Task goal:
Every record should be written out exactly, with the pictures left out.
━━━ Input for this task
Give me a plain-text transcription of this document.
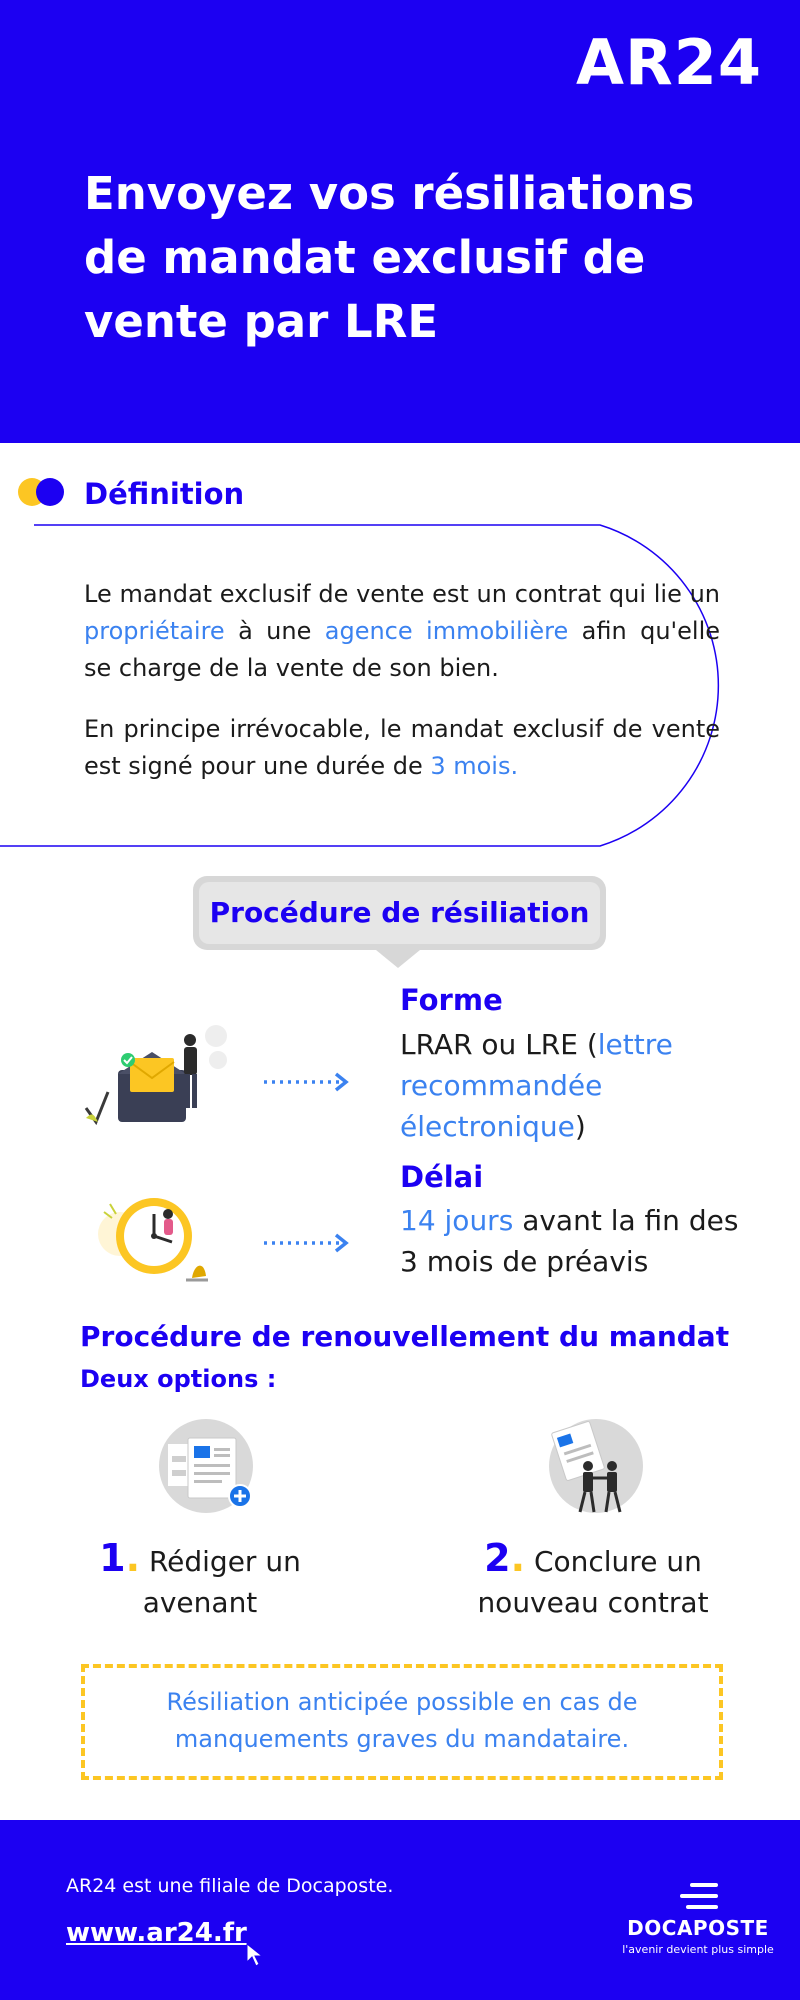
AR24
Envoyez vos résiliations de mandat exclusif de vente par LRE
Définition

Le mandat exclusif de vente est un contrat qui lie un propriétaire à une agence immobilière afin qu'elle se charge de la vente de son bien.

En principe irrévocable, le mandat exclusif de vente est signé pour une durée de 3 mois.

Procédure de résiliation
Forme
LRAR ou LRE (lettre recommandée électronique)
Délai
14 jours avant la fin des 3 mois de préavis
Procédure de renouvellement du mandat
Deux options :
1. Rédiger un avenant
2. Conclure un nouveau contrat
Résiliation anticipée possible en cas de manquements graves du mandataire.
AR24 est une filiale de Docaposte.
www.ar24.fr	DOCAPOSTE
l'avenir devient plus simple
━━━━━━
Task solution:
Give me a plain-text transcription of this document.
AR24
Envoyez vos résiliations de mandat exclusif de vente par LRE
Définition

Le mandat exclusif de vente est un contrat qui lie un propriétaire à une agence immobilière afin qu'elle se charge de la vente de son bien.

En principe irrévocable, le mandat exclusif de vente est signé pour une durée de 3 mois.

Procédure de résiliation
Forme
LRAR ou LRE (lettre recommandée électronique)
Délai
14 jours avant la fin des 3 mois de préavis
Procédure de renouvellement du mandat
Deux options :
1. Rédiger un avenant
2. Conclure un nouveau contrat
Résiliation anticipée possible en cas de manquements graves du mandataire.
AR24 est une filiale de Docaposte.
www.ar24.fr	DOCAPOSTE
l'avenir devient plus simple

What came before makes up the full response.